- [Stored data entries]
○ ○ ○ ○ ○
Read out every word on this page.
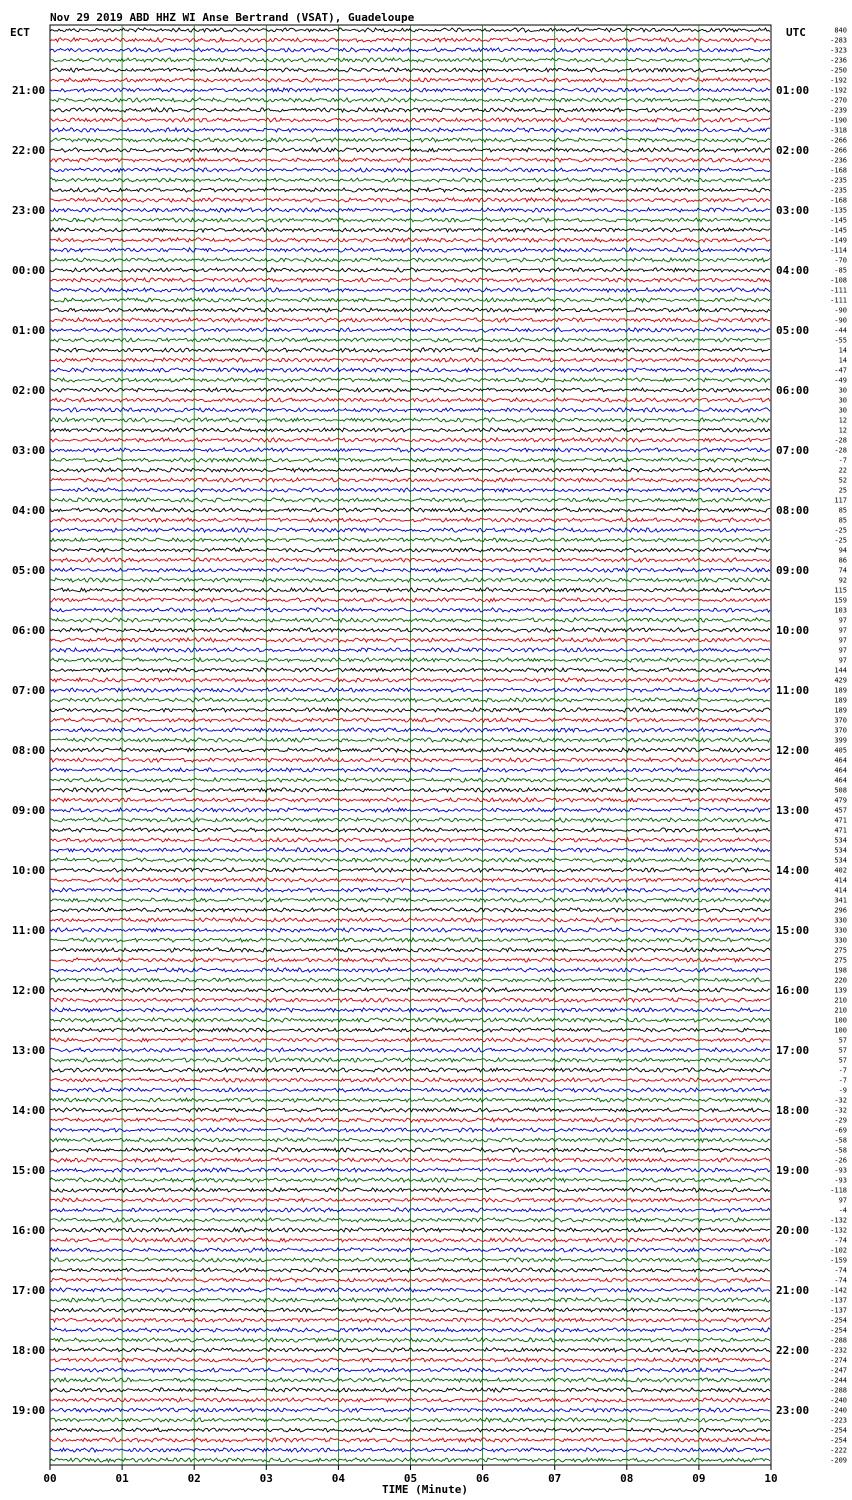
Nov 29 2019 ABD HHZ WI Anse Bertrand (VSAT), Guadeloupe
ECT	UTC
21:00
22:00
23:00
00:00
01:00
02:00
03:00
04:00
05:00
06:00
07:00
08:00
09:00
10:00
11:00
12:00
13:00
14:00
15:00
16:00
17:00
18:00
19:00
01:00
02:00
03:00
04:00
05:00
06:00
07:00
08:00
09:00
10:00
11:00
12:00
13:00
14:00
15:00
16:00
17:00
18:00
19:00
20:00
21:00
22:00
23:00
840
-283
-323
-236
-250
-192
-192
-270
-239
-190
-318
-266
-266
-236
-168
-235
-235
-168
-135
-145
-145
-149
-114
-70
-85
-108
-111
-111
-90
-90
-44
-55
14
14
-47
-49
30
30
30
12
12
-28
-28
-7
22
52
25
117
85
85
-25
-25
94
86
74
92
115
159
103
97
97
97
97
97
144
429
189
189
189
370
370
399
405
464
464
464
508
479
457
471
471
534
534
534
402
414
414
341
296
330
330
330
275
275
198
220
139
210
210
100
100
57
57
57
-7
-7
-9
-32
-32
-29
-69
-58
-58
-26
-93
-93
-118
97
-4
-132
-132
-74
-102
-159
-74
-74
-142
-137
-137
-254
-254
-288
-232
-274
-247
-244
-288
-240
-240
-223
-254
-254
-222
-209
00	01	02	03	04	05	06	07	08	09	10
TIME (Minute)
○ ○ ○ ○ ○
- [What this task involves] Take the data above and repeat it exactly, leaving each picture out.

- [The result]
Read out every word on this page.
Nov 29 2019 ABD HHZ WI Anse Bertrand (VSAT), Guadeloupe
ECT	UTC
21:00
22:00
23:00
00:00
01:00
02:00
03:00
04:00
05:00
06:00
07:00
08:00
09:00
10:00
11:00
12:00
13:00
14:00
15:00
16:00
17:00
18:00
19:00
01:00
02:00
03:00
04:00
05:00
06:00
07:00
08:00
09:00
10:00
11:00
12:00
13:00
14:00
15:00
16:00
17:00
18:00
19:00
20:00
21:00
22:00
23:00
840
-283
-323
-236
-250
-192
-192
-270
-239
-190
-318
-266
-266
-236
-168
-235
-235
-168
-135
-145
-145
-149
-114
-70
-85
-108
-111
-111
-90
-90
-44
-55
14
14
-47
-49
30
30
30
12
12
-28
-28
-7
22
52
25
117
85
85
-25
-25
94
86
74
92
115
159
103
97
97
97
97
97
144
429
189
189
189
370
370
399
405
464
464
464
508
479
457
471
471
534
534
534
402
414
414
341
296
330
330
330
275
275
198
220
139
210
210
100
100
57
57
57
-7
-7
-9
-32
-32
-29
-69
-58
-58
-26
-93
-93
-118
97
-4
-132
-132
-74
-102
-159
-74
-74
-142
-137
-137
-254
-254
-288
-232
-274
-247
-244
-288
-240
-240
-223
-254
-254
-222
-209
00	01	02	03	04	05	06	07	08	09	10
TIME (Minute)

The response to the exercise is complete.